WORK REQUIRED
Your task is to transcribe all of the records exactly and leave out the pictures.

INPUT MATERIAL
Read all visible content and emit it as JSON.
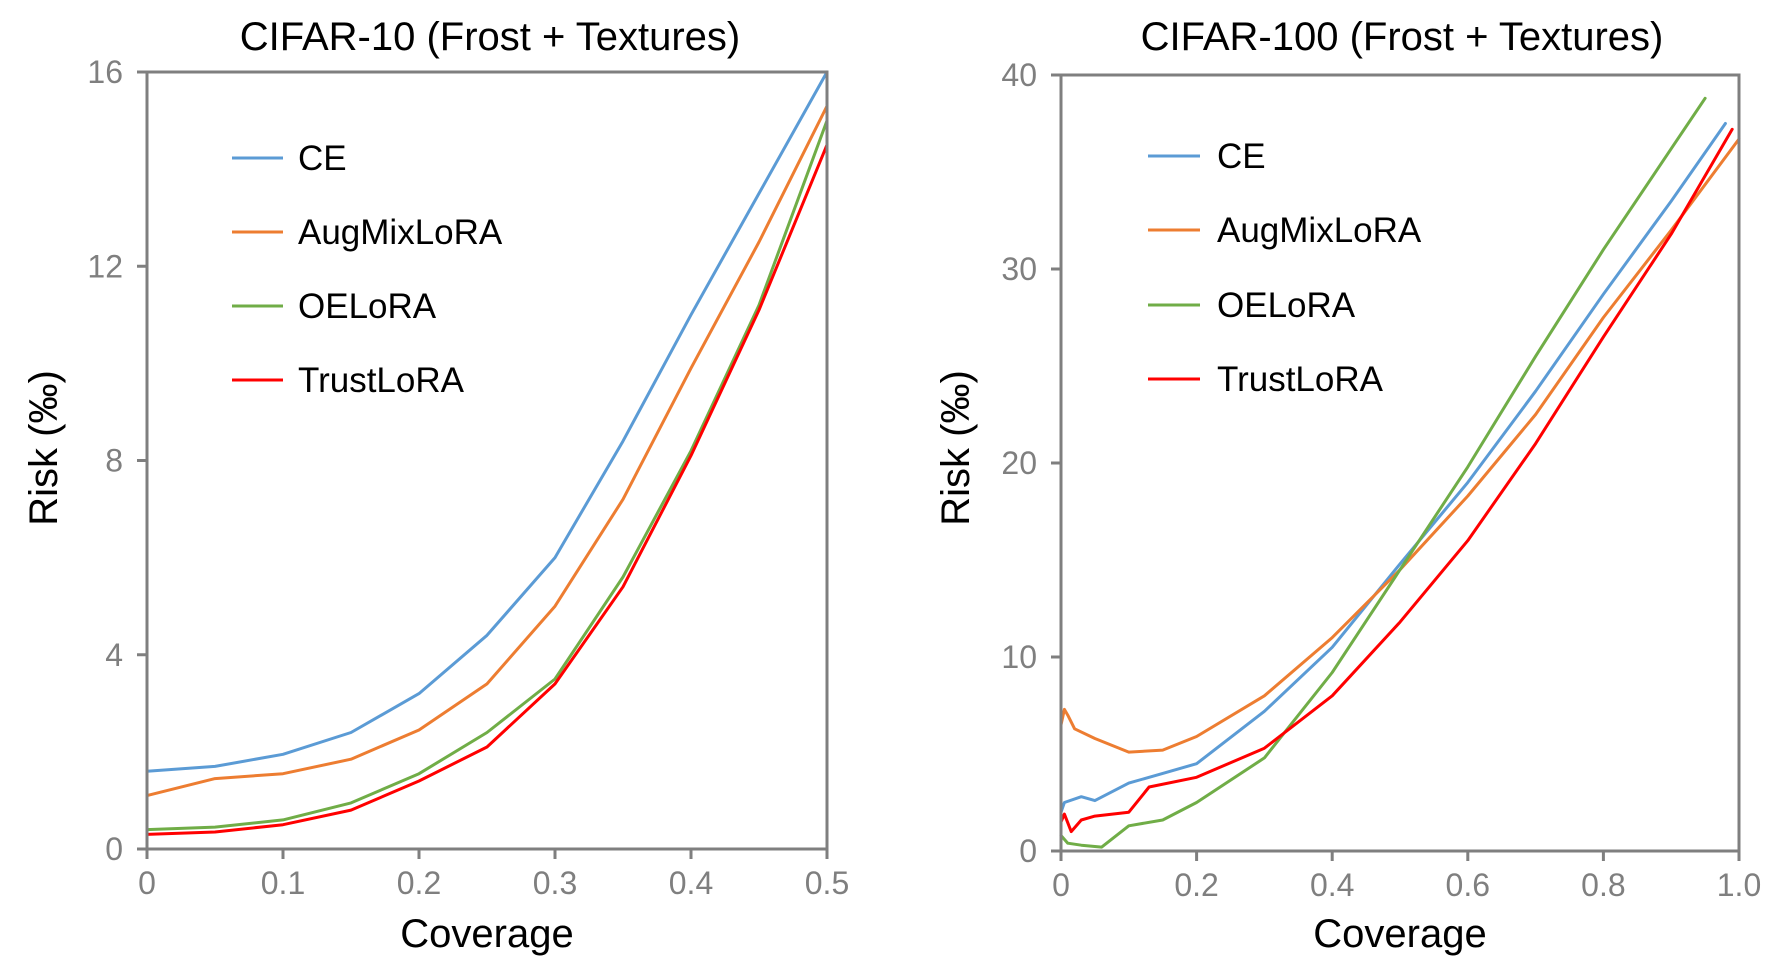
{
  "chart_data": [
    {
      "type": "line",
      "title": "CIFAR-10 (Frost + Textures)",
      "xlabel": "Coverage",
      "ylabel": "Risk (‰)",
      "xlim": [
        0,
        0.5
      ],
      "ylim": [
        0,
        16
      ],
      "xticks": [
        0,
        0.1,
        0.2,
        0.3,
        0.4,
        0.5
      ],
      "xtick_labels": [
        "0",
        "0.1",
        "0.2",
        "0.3",
        "0.4",
        "0.5"
      ],
      "yticks": [
        0,
        4,
        8,
        12,
        16
      ],
      "ytick_labels": [
        "0",
        "4",
        "8",
        "12",
        "16"
      ],
      "legend_position": "top-left",
      "grid": false,
      "series": [
        {
          "name": "CE",
          "color": "#5b9bd5",
          "x": [
            0,
            0.05,
            0.1,
            0.15,
            0.2,
            0.25,
            0.3,
            0.35,
            0.4,
            0.45,
            0.5
          ],
          "y": [
            1.6,
            1.7,
            1.95,
            2.4,
            3.2,
            4.4,
            6.0,
            8.4,
            11.0,
            13.5,
            16.0
          ]
        },
        {
          "name": "AugMixLoRA",
          "color": "#ed7d31",
          "x": [
            0,
            0.05,
            0.1,
            0.15,
            0.2,
            0.25,
            0.3,
            0.35,
            0.4,
            0.45,
            0.5
          ],
          "y": [
            1.1,
            1.45,
            1.55,
            1.85,
            2.45,
            3.4,
            5.0,
            7.2,
            9.9,
            12.5,
            15.3
          ]
        },
        {
          "name": "OELoRA",
          "color": "#70ad47",
          "x": [
            0,
            0.05,
            0.1,
            0.15,
            0.2,
            0.25,
            0.3,
            0.35,
            0.4,
            0.45,
            0.5
          ],
          "y": [
            0.4,
            0.45,
            0.6,
            0.95,
            1.55,
            2.4,
            3.5,
            5.6,
            8.2,
            11.2,
            15.0
          ]
        },
        {
          "name": "TrustLoRA",
          "color": "#ff0000",
          "x": [
            0,
            0.05,
            0.1,
            0.15,
            0.2,
            0.25,
            0.3,
            0.35,
            0.4,
            0.45,
            0.5
          ],
          "y": [
            0.3,
            0.35,
            0.5,
            0.8,
            1.4,
            2.1,
            3.4,
            5.4,
            8.1,
            11.1,
            14.5
          ]
        }
      ]
    },
    {
      "type": "line",
      "title": "CIFAR-100 (Frost + Textures)",
      "xlabel": "Coverage",
      "ylabel": "Risk (‰)",
      "xlim": [
        0,
        1.0
      ],
      "ylim": [
        0,
        40
      ],
      "xticks": [
        0,
        0.2,
        0.4,
        0.6,
        0.8,
        1.0
      ],
      "xtick_labels": [
        "0",
        "0.2",
        "0.4",
        "0.6",
        "0.8",
        "1.0"
      ],
      "yticks": [
        0,
        10,
        20,
        30,
        40
      ],
      "ytick_labels": [
        "0",
        "10",
        "20",
        "30",
        "40"
      ],
      "legend_position": "top-left",
      "grid": false,
      "series": [
        {
          "name": "CE",
          "color": "#5b9bd5",
          "x": [
            0,
            0.005,
            0.03,
            0.05,
            0.1,
            0.15,
            0.2,
            0.3,
            0.4,
            0.5,
            0.6,
            0.7,
            0.8,
            0.9,
            0.98
          ],
          "y": [
            2.0,
            2.5,
            2.8,
            2.6,
            3.5,
            4.0,
            4.5,
            7.2,
            10.5,
            14.8,
            19.0,
            23.7,
            28.7,
            33.5,
            37.5
          ]
        },
        {
          "name": "AugMixLoRA",
          "color": "#ed7d31",
          "x": [
            0,
            0.005,
            0.01,
            0.02,
            0.05,
            0.1,
            0.15,
            0.2,
            0.3,
            0.4,
            0.5,
            0.6,
            0.7,
            0.8,
            0.9,
            1.0
          ],
          "y": [
            6.5,
            7.3,
            7.0,
            6.3,
            5.8,
            5.1,
            5.2,
            5.9,
            8.0,
            11.0,
            14.5,
            18.3,
            22.5,
            27.5,
            32.0,
            36.7
          ]
        },
        {
          "name": "OELoRA",
          "color": "#70ad47",
          "x": [
            0,
            0.01,
            0.03,
            0.06,
            0.1,
            0.15,
            0.2,
            0.3,
            0.4,
            0.5,
            0.6,
            0.7,
            0.8,
            0.9,
            0.95
          ],
          "y": [
            0.8,
            0.4,
            0.3,
            0.2,
            1.3,
            1.6,
            2.5,
            4.8,
            9.2,
            14.5,
            19.8,
            25.5,
            31.0,
            36.2,
            38.8
          ]
        },
        {
          "name": "TrustLoRA",
          "color": "#ff0000",
          "x": [
            0,
            0.005,
            0.015,
            0.03,
            0.05,
            0.1,
            0.13,
            0.2,
            0.3,
            0.4,
            0.5,
            0.6,
            0.7,
            0.8,
            0.9,
            0.99
          ],
          "y": [
            1.5,
            1.9,
            1.0,
            1.6,
            1.8,
            2.0,
            3.3,
            3.8,
            5.3,
            8.0,
            11.8,
            16.0,
            21.0,
            26.5,
            31.8,
            37.2
          ]
        }
      ]
    }
  ]
}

SOLUTION TO THIS EXERCISE
Read all visible content and emit it as JSON.
{
  "chart_data": [
    {
      "type": "line",
      "title": "CIFAR-10 (Frost + Textures)",
      "xlabel": "Coverage",
      "ylabel": "Risk (‰)",
      "xlim": [
        0,
        0.5
      ],
      "ylim": [
        0,
        16
      ],
      "xticks": [
        0,
        0.1,
        0.2,
        0.3,
        0.4,
        0.5
      ],
      "xtick_labels": [
        "0",
        "0.1",
        "0.2",
        "0.3",
        "0.4",
        "0.5"
      ],
      "yticks": [
        0,
        4,
        8,
        12,
        16
      ],
      "ytick_labels": [
        "0",
        "4",
        "8",
        "12",
        "16"
      ],
      "legend_position": "top-left",
      "grid": false,
      "series": [
        {
          "name": "CE",
          "color": "#5b9bd5",
          "x": [
            0,
            0.05,
            0.1,
            0.15,
            0.2,
            0.25,
            0.3,
            0.35,
            0.4,
            0.45,
            0.5
          ],
          "y": [
            1.6,
            1.7,
            1.95,
            2.4,
            3.2,
            4.4,
            6.0,
            8.4,
            11.0,
            13.5,
            16.0
          ]
        },
        {
          "name": "AugMixLoRA",
          "color": "#ed7d31",
          "x": [
            0,
            0.05,
            0.1,
            0.15,
            0.2,
            0.25,
            0.3,
            0.35,
            0.4,
            0.45,
            0.5
          ],
          "y": [
            1.1,
            1.45,
            1.55,
            1.85,
            2.45,
            3.4,
            5.0,
            7.2,
            9.9,
            12.5,
            15.3
          ]
        },
        {
          "name": "OELoRA",
          "color": "#70ad47",
          "x": [
            0,
            0.05,
            0.1,
            0.15,
            0.2,
            0.25,
            0.3,
            0.35,
            0.4,
            0.45,
            0.5
          ],
          "y": [
            0.4,
            0.45,
            0.6,
            0.95,
            1.55,
            2.4,
            3.5,
            5.6,
            8.2,
            11.2,
            15.0
          ]
        },
        {
          "name": "TrustLoRA",
          "color": "#ff0000",
          "x": [
            0,
            0.05,
            0.1,
            0.15,
            0.2,
            0.25,
            0.3,
            0.35,
            0.4,
            0.45,
            0.5
          ],
          "y": [
            0.3,
            0.35,
            0.5,
            0.8,
            1.4,
            2.1,
            3.4,
            5.4,
            8.1,
            11.1,
            14.5
          ]
        }
      ]
    },
    {
      "type": "line",
      "title": "CIFAR-100 (Frost + Textures)",
      "xlabel": "Coverage",
      "ylabel": "Risk (‰)",
      "xlim": [
        0,
        1.0
      ],
      "ylim": [
        0,
        40
      ],
      "xticks": [
        0,
        0.2,
        0.4,
        0.6,
        0.8,
        1.0
      ],
      "xtick_labels": [
        "0",
        "0.2",
        "0.4",
        "0.6",
        "0.8",
        "1.0"
      ],
      "yticks": [
        0,
        10,
        20,
        30,
        40
      ],
      "ytick_labels": [
        "0",
        "10",
        "20",
        "30",
        "40"
      ],
      "legend_position": "top-left",
      "grid": false,
      "series": [
        {
          "name": "CE",
          "color": "#5b9bd5",
          "x": [
            0,
            0.005,
            0.03,
            0.05,
            0.1,
            0.15,
            0.2,
            0.3,
            0.4,
            0.5,
            0.6,
            0.7,
            0.8,
            0.9,
            0.98
          ],
          "y": [
            2.0,
            2.5,
            2.8,
            2.6,
            3.5,
            4.0,
            4.5,
            7.2,
            10.5,
            14.8,
            19.0,
            23.7,
            28.7,
            33.5,
            37.5
          ]
        },
        {
          "name": "AugMixLoRA",
          "color": "#ed7d31",
          "x": [
            0,
            0.005,
            0.01,
            0.02,
            0.05,
            0.1,
            0.15,
            0.2,
            0.3,
            0.4,
            0.5,
            0.6,
            0.7,
            0.8,
            0.9,
            1.0
          ],
          "y": [
            6.5,
            7.3,
            7.0,
            6.3,
            5.8,
            5.1,
            5.2,
            5.9,
            8.0,
            11.0,
            14.5,
            18.3,
            22.5,
            27.5,
            32.0,
            36.7
          ]
        },
        {
          "name": "OELoRA",
          "color": "#70ad47",
          "x": [
            0,
            0.01,
            0.03,
            0.06,
            0.1,
            0.15,
            0.2,
            0.3,
            0.4,
            0.5,
            0.6,
            0.7,
            0.8,
            0.9,
            0.95
          ],
          "y": [
            0.8,
            0.4,
            0.3,
            0.2,
            1.3,
            1.6,
            2.5,
            4.8,
            9.2,
            14.5,
            19.8,
            25.5,
            31.0,
            36.2,
            38.8
          ]
        },
        {
          "name": "TrustLoRA",
          "color": "#ff0000",
          "x": [
            0,
            0.005,
            0.015,
            0.03,
            0.05,
            0.1,
            0.13,
            0.2,
            0.3,
            0.4,
            0.5,
            0.6,
            0.7,
            0.8,
            0.9,
            0.99
          ],
          "y": [
            1.5,
            1.9,
            1.0,
            1.6,
            1.8,
            2.0,
            3.3,
            3.8,
            5.3,
            8.0,
            11.8,
            16.0,
            21.0,
            26.5,
            31.8,
            37.2
          ]
        }
      ]
    }
  ]
}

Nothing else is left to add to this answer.